### ENTRIES SUPPLIED

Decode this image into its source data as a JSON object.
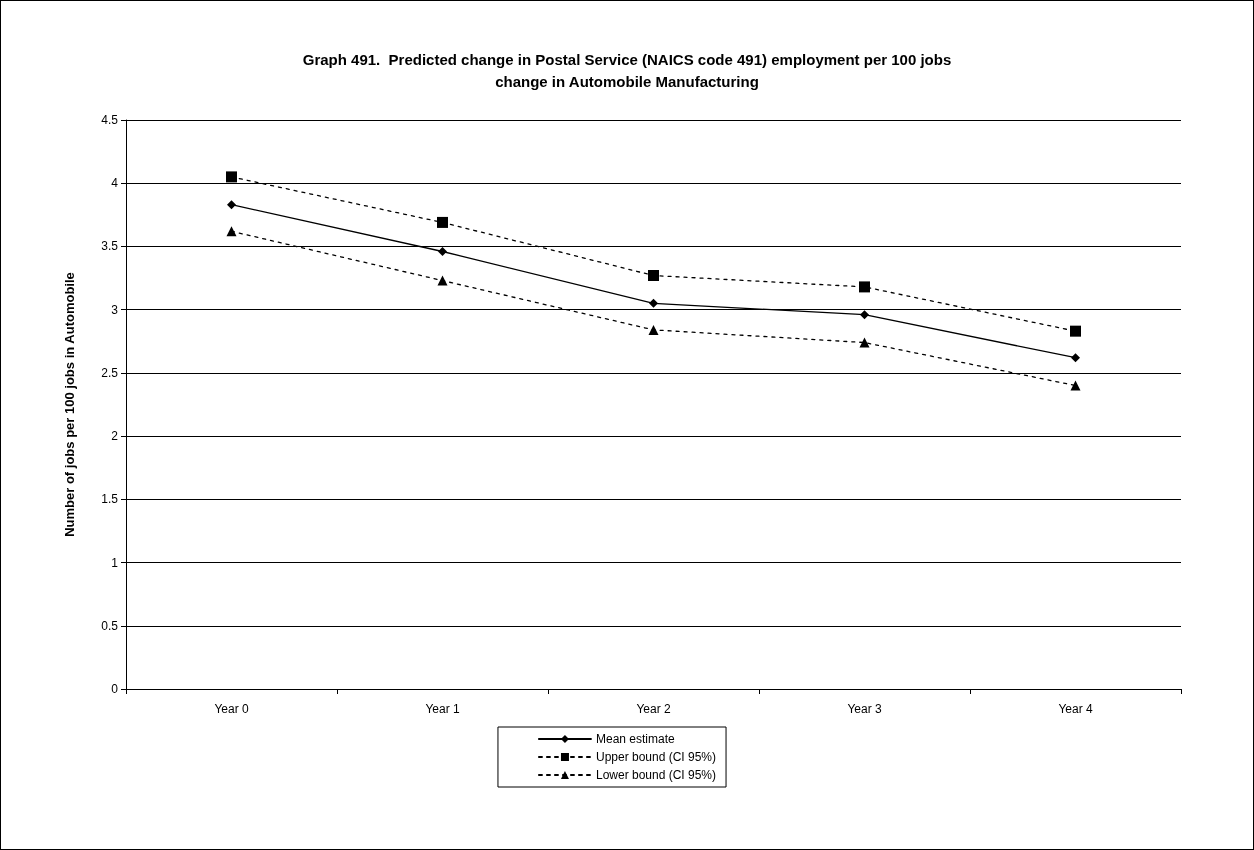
{
  "chart_data": {
    "type": "line",
    "title": "Graph 491.  Predicted change in Postal Service (NAICS code 491) employment per 100 jobs\nchange in Automobile Manufacturing",
    "ylabel": "Number of jobs per 100 jobs in Automobile",
    "categories": [
      "Year 0",
      "Year 1",
      "Year 2",
      "Year 3",
      "Year 4"
    ],
    "series": [
      {
        "name": "Mean estimate",
        "color": "#000000",
        "marker": "diamond",
        "line_style": "solid",
        "values": [
          3.83,
          3.46,
          3.05,
          2.96,
          2.62
        ]
      },
      {
        "name": "Upper bound (CI 95%)",
        "color": "#000000",
        "marker": "square",
        "line_style": "dotted",
        "values": [
          4.05,
          3.69,
          3.27,
          3.18,
          2.83
        ]
      },
      {
        "name": "Lower bound (CI 95%)",
        "color": "#000000",
        "marker": "triangle",
        "line_style": "dotted",
        "values": [
          3.62,
          3.23,
          2.84,
          2.74,
          2.4
        ]
      }
    ],
    "ylim": [
      0,
      4.5
    ],
    "yticks": [
      0,
      0.5,
      1,
      1.5,
      2,
      2.5,
      3,
      3.5,
      4,
      4.5
    ],
    "grid": "y",
    "legend": "bottom"
  }
}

### SHORT EXERCISE
Repeat every record above exactly, but leave out any pictures.

### EXERCISE RESULT
Decode this image into its source data as a JSON object.
{
  "chart_data": {
    "type": "line",
    "title": "Graph 491.  Predicted change in Postal Service (NAICS code 491) employment per 100 jobs\nchange in Automobile Manufacturing",
    "ylabel": "Number of jobs per 100 jobs in Automobile",
    "categories": [
      "Year 0",
      "Year 1",
      "Year 2",
      "Year 3",
      "Year 4"
    ],
    "series": [
      {
        "name": "Mean estimate",
        "color": "#000000",
        "marker": "diamond",
        "line_style": "solid",
        "values": [
          3.83,
          3.46,
          3.05,
          2.96,
          2.62
        ]
      },
      {
        "name": "Upper bound (CI 95%)",
        "color": "#000000",
        "marker": "square",
        "line_style": "dotted",
        "values": [
          4.05,
          3.69,
          3.27,
          3.18,
          2.83
        ]
      },
      {
        "name": "Lower bound (CI 95%)",
        "color": "#000000",
        "marker": "triangle",
        "line_style": "dotted",
        "values": [
          3.62,
          3.23,
          2.84,
          2.74,
          2.4
        ]
      }
    ],
    "ylim": [
      0,
      4.5
    ],
    "yticks": [
      0,
      0.5,
      1,
      1.5,
      2,
      2.5,
      3,
      3.5,
      4,
      4.5
    ],
    "grid": "y",
    "legend": "bottom"
  }
}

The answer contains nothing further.